Raw records:
* * * * *

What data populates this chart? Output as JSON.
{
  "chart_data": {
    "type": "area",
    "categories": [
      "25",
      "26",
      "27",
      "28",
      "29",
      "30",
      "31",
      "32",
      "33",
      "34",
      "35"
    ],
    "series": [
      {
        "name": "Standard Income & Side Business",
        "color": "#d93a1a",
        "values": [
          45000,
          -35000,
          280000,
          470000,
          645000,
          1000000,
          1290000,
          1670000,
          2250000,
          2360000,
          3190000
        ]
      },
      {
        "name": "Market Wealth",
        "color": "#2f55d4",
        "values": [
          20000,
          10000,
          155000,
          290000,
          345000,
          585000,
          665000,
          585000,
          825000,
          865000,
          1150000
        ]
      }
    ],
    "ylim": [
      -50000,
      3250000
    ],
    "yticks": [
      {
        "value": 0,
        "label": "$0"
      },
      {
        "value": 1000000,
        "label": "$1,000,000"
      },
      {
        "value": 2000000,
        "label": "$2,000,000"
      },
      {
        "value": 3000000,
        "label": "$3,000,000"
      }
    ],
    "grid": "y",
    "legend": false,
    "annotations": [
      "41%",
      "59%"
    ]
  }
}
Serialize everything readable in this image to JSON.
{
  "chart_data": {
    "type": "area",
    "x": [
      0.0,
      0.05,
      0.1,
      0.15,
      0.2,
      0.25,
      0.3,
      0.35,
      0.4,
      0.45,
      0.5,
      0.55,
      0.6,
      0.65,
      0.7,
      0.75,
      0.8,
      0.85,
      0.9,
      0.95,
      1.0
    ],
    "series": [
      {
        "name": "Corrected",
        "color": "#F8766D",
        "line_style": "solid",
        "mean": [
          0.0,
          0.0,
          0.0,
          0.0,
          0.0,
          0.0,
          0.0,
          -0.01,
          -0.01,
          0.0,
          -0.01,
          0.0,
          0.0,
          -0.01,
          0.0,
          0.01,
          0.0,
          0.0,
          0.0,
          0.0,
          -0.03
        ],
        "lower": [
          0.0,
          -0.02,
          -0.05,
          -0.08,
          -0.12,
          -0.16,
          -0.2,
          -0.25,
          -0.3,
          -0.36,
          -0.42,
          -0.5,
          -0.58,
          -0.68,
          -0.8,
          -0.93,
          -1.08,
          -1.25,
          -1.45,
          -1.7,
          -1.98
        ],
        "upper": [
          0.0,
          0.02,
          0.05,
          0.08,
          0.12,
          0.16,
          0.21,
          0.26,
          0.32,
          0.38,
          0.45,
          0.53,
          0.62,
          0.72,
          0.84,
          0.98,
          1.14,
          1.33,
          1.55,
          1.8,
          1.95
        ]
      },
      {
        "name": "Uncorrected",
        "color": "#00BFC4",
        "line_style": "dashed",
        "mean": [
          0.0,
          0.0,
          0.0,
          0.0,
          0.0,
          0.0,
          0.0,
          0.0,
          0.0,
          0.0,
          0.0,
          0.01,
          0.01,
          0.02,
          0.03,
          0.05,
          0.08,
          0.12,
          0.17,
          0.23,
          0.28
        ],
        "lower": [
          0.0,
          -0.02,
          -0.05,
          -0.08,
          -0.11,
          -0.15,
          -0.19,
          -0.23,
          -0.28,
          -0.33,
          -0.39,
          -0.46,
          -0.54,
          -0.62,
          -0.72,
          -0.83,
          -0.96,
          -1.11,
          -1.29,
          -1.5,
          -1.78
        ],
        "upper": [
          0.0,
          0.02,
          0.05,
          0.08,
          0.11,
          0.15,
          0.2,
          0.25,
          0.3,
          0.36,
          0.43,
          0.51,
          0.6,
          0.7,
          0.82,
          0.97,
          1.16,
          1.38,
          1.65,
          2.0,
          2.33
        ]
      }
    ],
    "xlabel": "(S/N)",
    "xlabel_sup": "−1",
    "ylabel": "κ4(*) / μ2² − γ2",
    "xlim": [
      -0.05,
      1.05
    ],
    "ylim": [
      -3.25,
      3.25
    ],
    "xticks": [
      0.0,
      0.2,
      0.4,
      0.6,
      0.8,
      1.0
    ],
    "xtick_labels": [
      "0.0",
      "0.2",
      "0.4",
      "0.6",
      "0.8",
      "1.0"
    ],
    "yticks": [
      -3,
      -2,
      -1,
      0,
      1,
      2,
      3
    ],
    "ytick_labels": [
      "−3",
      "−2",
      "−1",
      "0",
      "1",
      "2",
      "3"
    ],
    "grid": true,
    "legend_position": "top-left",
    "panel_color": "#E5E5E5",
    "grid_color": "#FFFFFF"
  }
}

* * * * *

Task objective: What is the number of lines in the listing above that contain the string "JSON"? Give only the number.

Task response: 2